→ **What to do**
Reproduce each line of the material precisely.

<<<<

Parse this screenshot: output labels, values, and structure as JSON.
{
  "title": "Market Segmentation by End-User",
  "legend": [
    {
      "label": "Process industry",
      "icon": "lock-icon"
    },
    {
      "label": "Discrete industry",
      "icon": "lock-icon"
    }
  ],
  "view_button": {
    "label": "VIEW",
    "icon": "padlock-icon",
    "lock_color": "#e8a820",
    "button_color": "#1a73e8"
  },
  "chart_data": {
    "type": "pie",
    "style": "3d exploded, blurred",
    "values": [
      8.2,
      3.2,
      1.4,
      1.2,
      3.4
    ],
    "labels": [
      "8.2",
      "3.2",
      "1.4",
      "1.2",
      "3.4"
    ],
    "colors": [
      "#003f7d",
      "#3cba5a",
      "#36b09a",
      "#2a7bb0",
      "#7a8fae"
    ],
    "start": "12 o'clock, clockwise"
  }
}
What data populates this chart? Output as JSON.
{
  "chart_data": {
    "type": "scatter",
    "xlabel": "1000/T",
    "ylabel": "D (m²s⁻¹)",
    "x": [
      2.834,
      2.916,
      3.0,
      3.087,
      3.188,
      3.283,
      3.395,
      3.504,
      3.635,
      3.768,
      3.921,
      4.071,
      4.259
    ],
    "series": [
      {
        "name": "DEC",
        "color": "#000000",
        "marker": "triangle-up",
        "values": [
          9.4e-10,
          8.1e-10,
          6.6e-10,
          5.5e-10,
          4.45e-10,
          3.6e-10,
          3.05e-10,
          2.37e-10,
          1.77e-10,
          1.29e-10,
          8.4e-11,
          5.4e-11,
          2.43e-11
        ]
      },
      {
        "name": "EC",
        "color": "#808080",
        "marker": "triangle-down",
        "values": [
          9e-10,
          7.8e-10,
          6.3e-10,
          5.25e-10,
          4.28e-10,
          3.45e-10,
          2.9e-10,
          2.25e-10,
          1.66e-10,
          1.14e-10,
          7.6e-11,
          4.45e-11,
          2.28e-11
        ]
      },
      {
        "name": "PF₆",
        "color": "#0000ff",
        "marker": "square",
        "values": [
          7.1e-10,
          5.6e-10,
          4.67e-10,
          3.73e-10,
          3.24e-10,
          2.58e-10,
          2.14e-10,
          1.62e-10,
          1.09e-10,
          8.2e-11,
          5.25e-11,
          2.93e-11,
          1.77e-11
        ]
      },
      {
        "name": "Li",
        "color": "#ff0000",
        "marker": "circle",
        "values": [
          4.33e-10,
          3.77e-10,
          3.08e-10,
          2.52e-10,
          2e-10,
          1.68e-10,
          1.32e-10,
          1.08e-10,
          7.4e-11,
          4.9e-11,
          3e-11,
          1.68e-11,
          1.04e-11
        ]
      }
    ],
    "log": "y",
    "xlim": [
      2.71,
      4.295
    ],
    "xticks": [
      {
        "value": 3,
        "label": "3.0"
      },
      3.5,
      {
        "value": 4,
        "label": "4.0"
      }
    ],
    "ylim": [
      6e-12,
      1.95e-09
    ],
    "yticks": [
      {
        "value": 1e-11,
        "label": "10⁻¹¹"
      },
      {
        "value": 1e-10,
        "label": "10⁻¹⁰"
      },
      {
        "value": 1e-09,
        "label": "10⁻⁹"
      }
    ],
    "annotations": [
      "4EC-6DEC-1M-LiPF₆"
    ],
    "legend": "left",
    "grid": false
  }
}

>>>>

→ **Task result**
Parse this screenshot: output labels, values, and structure as JSON.
{
  "title": "Market Segmentation by End-User",
  "legend": [
    {
      "label": "Process industry",
      "icon": "lock-icon"
    },
    {
      "label": "Discrete industry",
      "icon": "lock-icon"
    }
  ],
  "view_button": {
    "label": "VIEW",
    "icon": "padlock-icon",
    "lock_color": "#e8a820",
    "button_color": "#1a73e8"
  },
  "chart_data": {
    "type": "pie",
    "style": "3d exploded, blurred",
    "values": [
      8.2,
      3.2,
      1.4,
      1.2,
      3.4
    ],
    "labels": [
      "8.2",
      "3.2",
      "1.4",
      "1.2",
      "3.4"
    ],
    "colors": [
      "#003f7d",
      "#3cba5a",
      "#36b09a",
      "#2a7bb0",
      "#7a8fae"
    ],
    "start": "12 o'clock, clockwise"
  }
}
What data populates this chart? Output as JSON.
{
  "chart_data": {
    "type": "scatter",
    "xlabel": "1000/T",
    "ylabel": "D (m²s⁻¹)",
    "x": [
      2.834,
      2.916,
      3.0,
      3.087,
      3.188,
      3.283,
      3.395,
      3.504,
      3.635,
      3.768,
      3.921,
      4.071,
      4.259
    ],
    "series": [
      {
        "name": "DEC",
        "color": "#000000",
        "marker": "triangle-up",
        "values": [
          9.4e-10,
          8.1e-10,
          6.6e-10,
          5.5e-10,
          4.45e-10,
          3.6e-10,
          3.05e-10,
          2.37e-10,
          1.77e-10,
          1.29e-10,
          8.4e-11,
          5.4e-11,
          2.43e-11
        ]
      },
      {
        "name": "EC",
        "color": "#808080",
        "marker": "triangle-down",
        "values": [
          9e-10,
          7.8e-10,
          6.3e-10,
          5.25e-10,
          4.28e-10,
          3.45e-10,
          2.9e-10,
          2.25e-10,
          1.66e-10,
          1.14e-10,
          7.6e-11,
          4.45e-11,
          2.28e-11
        ]
      },
      {
        "name": "PF₆",
        "color": "#0000ff",
        "marker": "square",
        "values": [
          7.1e-10,
          5.6e-10,
          4.67e-10,
          3.73e-10,
          3.24e-10,
          2.58e-10,
          2.14e-10,
          1.62e-10,
          1.09e-10,
          8.2e-11,
          5.25e-11,
          2.93e-11,
          1.77e-11
        ]
      },
      {
        "name": "Li",
        "color": "#ff0000",
        "marker": "circle",
        "values": [
          4.33e-10,
          3.77e-10,
          3.08e-10,
          2.52e-10,
          2e-10,
          1.68e-10,
          1.32e-10,
          1.08e-10,
          7.4e-11,
          4.9e-11,
          3e-11,
          1.68e-11,
          1.04e-11
        ]
      }
    ],
    "log": "y",
    "xlim": [
      2.71,
      4.295
    ],
    "xticks": [
      {
        "value": 3,
        "label": "3.0"
      },
      3.5,
      {
        "value": 4,
        "label": "4.0"
      }
    ],
    "ylim": [
      6e-12,
      1.95e-09
    ],
    "yticks": [
      {
        "value": 1e-11,
        "label": "10⁻¹¹"
      },
      {
        "value": 1e-10,
        "label": "10⁻¹⁰"
      },
      {
        "value": 1e-09,
        "label": "10⁻⁹"
      }
    ],
    "annotations": [
      "4EC-6DEC-1M-LiPF₆"
    ],
    "legend": "left",
    "grid": false
  }
}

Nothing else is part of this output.